>> begin
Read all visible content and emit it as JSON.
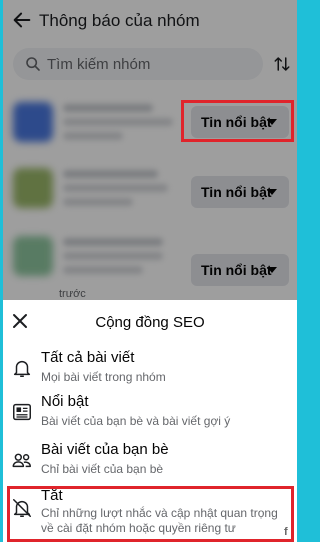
{
  "header": {
    "title": "Thông báo của nhóm"
  },
  "search": {
    "placeholder": "Tìm kiếm nhóm"
  },
  "groups": [
    {
      "setting": "Tin nổi bật"
    },
    {
      "setting": "Tin nổi bật"
    },
    {
      "setting": "Tin nổi bật"
    }
  ],
  "partial_text": "trước",
  "sheet": {
    "title": "Cộng đồng SEO",
    "options": [
      {
        "title": "Tất cả bài viết",
        "desc": "Mọi bài viết trong nhóm",
        "icon": "bell-icon"
      },
      {
        "title": "Nổi bật",
        "desc": "Bài viết của bạn bè và bài viết gợi ý",
        "icon": "newsfeed-icon"
      },
      {
        "title": "Bài viết của bạn bè",
        "desc": "Chỉ bài viết của bạn bè",
        "icon": "friends-icon"
      },
      {
        "title": "Tắt",
        "desc": "Chỉ những lượt nhắc và cập nhật quan trọng về cài đặt nhóm hoặc quyền riêng tư",
        "icon": "bell-off-icon"
      }
    ]
  },
  "colors": {
    "highlight": "#e0242b",
    "frame": "#1fbfd8"
  }
}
>> end
Written problem
Reproduce the material above in full and without alteration, but skip all pictures.

Response to the task
Read all visible content and emit it as JSON.
{
  "header": {
    "title": "Thông báo của nhóm"
  },
  "search": {
    "placeholder": "Tìm kiếm nhóm"
  },
  "groups": [
    {
      "setting": "Tin nổi bật"
    },
    {
      "setting": "Tin nổi bật"
    },
    {
      "setting": "Tin nổi bật"
    }
  ],
  "partial_text": "trước",
  "sheet": {
    "title": "Cộng đồng SEO",
    "options": [
      {
        "title": "Tất cả bài viết",
        "desc": "Mọi bài viết trong nhóm",
        "icon": "bell-icon"
      },
      {
        "title": "Nổi bật",
        "desc": "Bài viết của bạn bè và bài viết gợi ý",
        "icon": "newsfeed-icon"
      },
      {
        "title": "Bài viết của bạn bè",
        "desc": "Chỉ bài viết của bạn bè",
        "icon": "friends-icon"
      },
      {
        "title": "Tắt",
        "desc": "Chỉ những lượt nhắc và cập nhật quan trọng về cài đặt nhóm hoặc quyền riêng tư",
        "icon": "bell-off-icon"
      }
    ]
  },
  "colors": {
    "highlight": "#e0242b",
    "frame": "#1fbfd8"
  }
}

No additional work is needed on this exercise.